## REQUIREMENTS
Look through the lines below and extract each one that contains "into".

-- Start RECORDS SHOWN --

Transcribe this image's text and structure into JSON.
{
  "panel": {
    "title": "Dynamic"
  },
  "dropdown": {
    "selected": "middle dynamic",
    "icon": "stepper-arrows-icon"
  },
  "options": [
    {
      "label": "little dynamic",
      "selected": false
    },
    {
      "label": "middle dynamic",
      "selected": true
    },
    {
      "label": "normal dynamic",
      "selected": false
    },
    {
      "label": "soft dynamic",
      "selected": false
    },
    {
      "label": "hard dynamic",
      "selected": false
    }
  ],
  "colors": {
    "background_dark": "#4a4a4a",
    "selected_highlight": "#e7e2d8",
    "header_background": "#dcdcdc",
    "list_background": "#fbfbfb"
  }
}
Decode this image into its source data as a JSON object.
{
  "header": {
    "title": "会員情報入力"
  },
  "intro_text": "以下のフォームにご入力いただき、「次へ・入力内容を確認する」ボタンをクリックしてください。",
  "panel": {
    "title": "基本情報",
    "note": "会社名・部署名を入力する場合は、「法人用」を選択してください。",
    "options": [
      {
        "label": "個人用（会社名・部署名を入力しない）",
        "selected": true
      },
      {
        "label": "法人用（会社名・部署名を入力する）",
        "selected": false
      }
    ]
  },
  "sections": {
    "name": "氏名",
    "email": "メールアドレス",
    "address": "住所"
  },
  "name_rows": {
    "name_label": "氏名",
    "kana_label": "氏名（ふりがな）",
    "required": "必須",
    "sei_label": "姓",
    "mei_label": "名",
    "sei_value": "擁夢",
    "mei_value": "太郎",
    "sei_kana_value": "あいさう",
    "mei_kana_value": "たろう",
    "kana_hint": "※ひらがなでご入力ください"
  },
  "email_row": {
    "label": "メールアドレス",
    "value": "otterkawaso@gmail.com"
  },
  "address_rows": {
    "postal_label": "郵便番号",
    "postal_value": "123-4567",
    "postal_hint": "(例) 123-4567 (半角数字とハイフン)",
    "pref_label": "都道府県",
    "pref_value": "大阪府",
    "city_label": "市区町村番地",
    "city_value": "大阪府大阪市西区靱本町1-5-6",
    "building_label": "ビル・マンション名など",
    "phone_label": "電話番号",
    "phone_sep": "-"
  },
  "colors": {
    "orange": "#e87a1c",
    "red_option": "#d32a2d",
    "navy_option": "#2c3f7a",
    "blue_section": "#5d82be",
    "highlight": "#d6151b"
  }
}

-- End RECORDS SHOWN --

## SOLUTION TO THIS PROBLEM
Transcribe this image's text and structure into JSON.
Decode this image into its source data as a JSON object.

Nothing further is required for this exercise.